◆ **Extracted entries**
_ _ _ _ _ _ _
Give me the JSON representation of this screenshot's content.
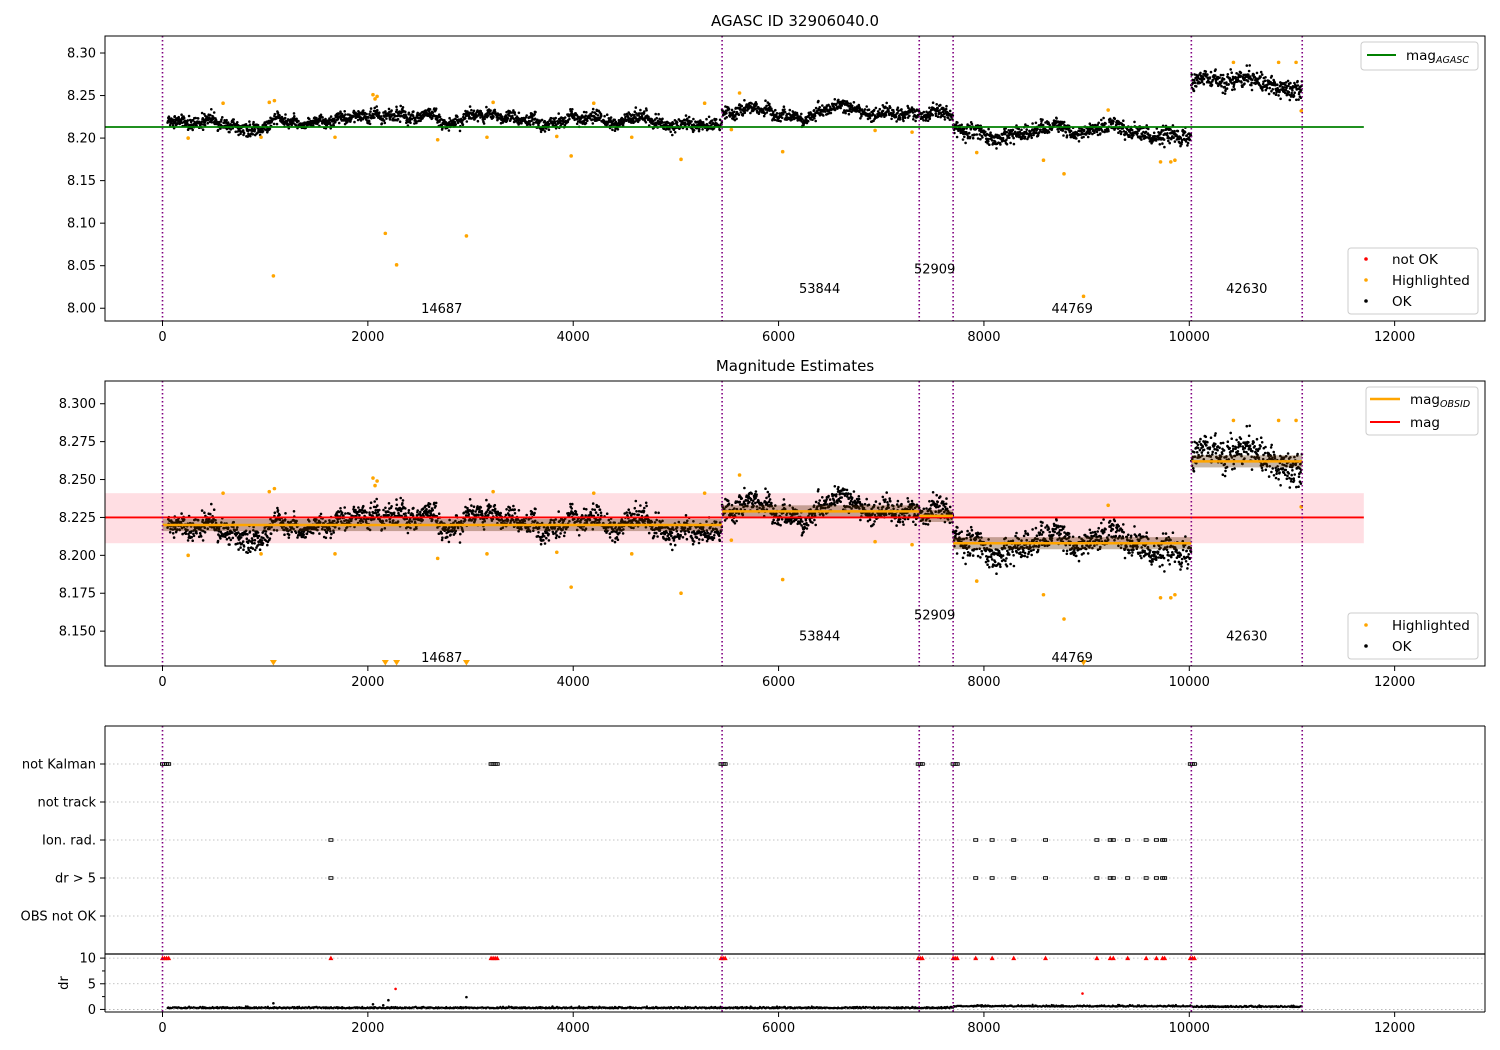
{
  "colors": {
    "ok": "#000000",
    "highlighted": "#ffa500",
    "not_ok": "#ff0000",
    "mag_agasc": "#008000",
    "mag_obsid": "#ffa500",
    "mag": "#ff0000",
    "mag_band": "#ffb6c1",
    "obs_boundary": "#800080",
    "flag_grid": "#b0b0b0"
  },
  "chart_data": [
    {
      "id": "top",
      "type": "scatter",
      "title": "AGASC ID 32906040.0",
      "xlim": [
        -560,
        12880
      ],
      "ylim": [
        7.985,
        8.32
      ],
      "x_ticks": [
        0,
        2000,
        4000,
        6000,
        8000,
        10000,
        12000
      ],
      "x_tick_labels": [
        "0",
        "2000",
        "4000",
        "6000",
        "8000",
        "10000",
        "12000"
      ],
      "y_ticks": [
        8.0,
        8.05,
        8.1,
        8.15,
        8.2,
        8.25,
        8.3
      ],
      "y_tick_labels": [
        "8.00",
        "8.05",
        "8.10",
        "8.15",
        "8.20",
        "8.25",
        "8.30"
      ],
      "hlines": [
        {
          "name": "mag_AGASC",
          "label_main": "mag",
          "label_sub": "AGASC",
          "y": 8.213,
          "x0": -560,
          "x1": 11700
        }
      ],
      "legend": {
        "position": "bottom-right",
        "entries": [
          "not OK",
          "Highlighted",
          "OK"
        ]
      },
      "legend_top": {
        "position": "top-right"
      },
      "obs_labels": [
        {
          "text": "14687",
          "x": 2720,
          "y": 8.0
        },
        {
          "text": "53844",
          "x": 6400,
          "y": 8.024
        },
        {
          "text": "52909",
          "x": 7520,
          "y": 8.047
        },
        {
          "text": "44769",
          "x": 8860,
          "y": 8.0
        },
        {
          "text": "42630",
          "x": 10560,
          "y": 8.024
        }
      ]
    },
    {
      "id": "middle",
      "type": "scatter",
      "title": "Magnitude Estimates",
      "xlim": [
        -560,
        12880
      ],
      "ylim": [
        8.127,
        8.315
      ],
      "x_ticks": [
        0,
        2000,
        4000,
        6000,
        8000,
        10000,
        12000
      ],
      "x_tick_labels": [
        "0",
        "2000",
        "4000",
        "6000",
        "8000",
        "10000",
        "12000"
      ],
      "y_ticks": [
        8.15,
        8.175,
        8.2,
        8.225,
        8.25,
        8.275,
        8.3
      ],
      "y_tick_labels": [
        "8.150",
        "8.175",
        "8.200",
        "8.225",
        "8.250",
        "8.275",
        "8.300"
      ],
      "mag": 8.225,
      "mag_band": [
        8.208,
        8.241
      ],
      "obsid_mags": [
        {
          "x0": 0,
          "x1": 5450,
          "y": 8.22
        },
        {
          "x0": 5450,
          "x1": 7370,
          "y": 8.229
        },
        {
          "x0": 7370,
          "x1": 7700,
          "y": 8.226
        },
        {
          "x0": 7700,
          "x1": 10020,
          "y": 8.208
        },
        {
          "x0": 10020,
          "x1": 11100,
          "y": 8.262
        }
      ],
      "legend": {
        "position": "bottom-right",
        "entries": [
          "Highlighted",
          "OK"
        ]
      },
      "legend_top": {
        "position": "top-right"
      },
      "obs_labels": [
        {
          "text": "14687",
          "x": 2720,
          "y": 8.133
        },
        {
          "text": "53844",
          "x": 6400,
          "y": 8.147
        },
        {
          "text": "52909",
          "x": 7520,
          "y": 8.161
        },
        {
          "text": "44769",
          "x": 8860,
          "y": 8.133
        },
        {
          "text": "42630",
          "x": 10560,
          "y": 8.147
        }
      ]
    },
    {
      "id": "flags",
      "type": "scatter",
      "xlim": [
        -560,
        12880
      ],
      "categories": [
        "not Kalman",
        "not track",
        "Ion. rad.",
        "dr > 5",
        "OBS not OK"
      ],
      "flagged": {
        "not Kalman": [
          0,
          20,
          40,
          60,
          3200,
          3220,
          3240,
          3260,
          5440,
          5460,
          5480,
          7360,
          7380,
          7400,
          7700,
          7720,
          7740,
          10010,
          10030,
          10050
        ],
        "Ion. rad.": [
          1640,
          7920,
          8080,
          8290,
          8600,
          9100,
          9230,
          9260,
          9400,
          9580,
          9680,
          9740,
          9760
        ],
        "dr > 5": [
          1640,
          7920,
          8080,
          8290,
          8600,
          9100,
          9230,
          9260,
          9400,
          9580,
          9680,
          9740,
          9760
        ]
      }
    },
    {
      "id": "dr",
      "type": "scatter",
      "ylabel": "dr",
      "xlim": [
        -560,
        12880
      ],
      "ylim": [
        -0.5,
        10.8
      ],
      "x_ticks": [
        0,
        2000,
        4000,
        6000,
        8000,
        10000,
        12000
      ],
      "x_tick_labels": [
        "0",
        "2000",
        "4000",
        "6000",
        "8000",
        "10000",
        "12000"
      ],
      "y_ticks": [
        0,
        5,
        10
      ],
      "y_tick_labels": [
        "0",
        "5",
        "10"
      ],
      "capped_points": [
        0,
        20,
        40,
        60,
        1640,
        3200,
        3220,
        3240,
        3260,
        5440,
        5460,
        5480,
        7360,
        7380,
        7400,
        7700,
        7720,
        7740,
        7920,
        8080,
        8290,
        8600,
        9100,
        9230,
        9260,
        9400,
        9580,
        9680,
        9740,
        9760,
        10010,
        10030,
        10050
      ]
    }
  ],
  "observations": [
    {
      "obsid": "14687",
      "start": 0,
      "end": 5450,
      "median": 8.22,
      "spread": 0.006
    },
    {
      "obsid": "53844",
      "start": 5450,
      "end": 7370,
      "median": 8.229,
      "spread": 0.006
    },
    {
      "obsid": "52909",
      "start": 7370,
      "end": 7700,
      "median": 8.226,
      "spread": 0.006
    },
    {
      "obsid": "44769",
      "start": 7700,
      "end": 10020,
      "median": 8.208,
      "spread": 0.0075
    },
    {
      "obsid": "42630",
      "start": 10020,
      "end": 11100,
      "median": 8.262,
      "spread": 0.009
    }
  ],
  "boundaries": [
    0,
    5450,
    7370,
    7700,
    10020,
    11100
  ],
  "highlighted_points": [
    {
      "x": 1080,
      "y": 8.038
    },
    {
      "x": 2170,
      "y": 8.088
    },
    {
      "x": 2280,
      "y": 8.051
    },
    {
      "x": 2960,
      "y": 8.085
    },
    {
      "x": 3980,
      "y": 8.179
    },
    {
      "x": 5050,
      "y": 8.175
    },
    {
      "x": 6040,
      "y": 8.184
    },
    {
      "x": 8580,
      "y": 8.174
    },
    {
      "x": 8780,
      "y": 8.158
    },
    {
      "x": 8970,
      "y": 8.014
    },
    {
      "x": 9720,
      "y": 8.172
    },
    {
      "x": 9820,
      "y": 8.172
    },
    {
      "x": 9860,
      "y": 8.174
    },
    {
      "x": 2050,
      "y": 8.251
    },
    {
      "x": 2070,
      "y": 8.246
    },
    {
      "x": 2090,
      "y": 8.249
    },
    {
      "x": 1040,
      "y": 8.242
    },
    {
      "x": 1090,
      "y": 8.244
    },
    {
      "x": 590,
      "y": 8.241
    },
    {
      "x": 5620,
      "y": 8.253
    },
    {
      "x": 10430,
      "y": 8.289
    },
    {
      "x": 10870,
      "y": 8.289
    },
    {
      "x": 11040,
      "y": 8.289
    },
    {
      "x": 3220,
      "y": 8.242
    },
    {
      "x": 4200,
      "y": 8.241
    },
    {
      "x": 5280,
      "y": 8.241
    },
    {
      "x": 7300,
      "y": 8.207
    },
    {
      "x": 5540,
      "y": 8.21
    },
    {
      "x": 250,
      "y": 8.2
    },
    {
      "x": 960,
      "y": 8.201
    },
    {
      "x": 1680,
      "y": 8.201
    },
    {
      "x": 2680,
      "y": 8.198
    },
    {
      "x": 3160,
      "y": 8.201
    },
    {
      "x": 3840,
      "y": 8.202
    },
    {
      "x": 4570,
      "y": 8.201
    },
    {
      "x": 6940,
      "y": 8.209
    },
    {
      "x": 7930,
      "y": 8.183
    },
    {
      "x": 9210,
      "y": 8.233
    },
    {
      "x": 11090,
      "y": 8.232
    }
  ],
  "dr_extra_points": [
    {
      "x": 1080,
      "y": 1.2,
      "kind": "ok"
    },
    {
      "x": 2270,
      "y": 4.0,
      "kind": "not_ok"
    },
    {
      "x": 2960,
      "y": 2.4,
      "kind": "ok"
    },
    {
      "x": 8960,
      "y": 3.1,
      "kind": "not_ok"
    },
    {
      "x": 2050,
      "y": 1.0,
      "kind": "ok"
    },
    {
      "x": 2150,
      "y": 0.8,
      "kind": "ok"
    },
    {
      "x": 2200,
      "y": 1.8,
      "kind": "ok"
    }
  ]
}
_ _ _ _ _ _ _
◆ **What you have to do**
Show every line of the records above that contains the word "start".

◆ **Full output**
      "start": 0,
      "start": 5450,
      "start": 7370,
      "start": 7700,
      "start": 10020,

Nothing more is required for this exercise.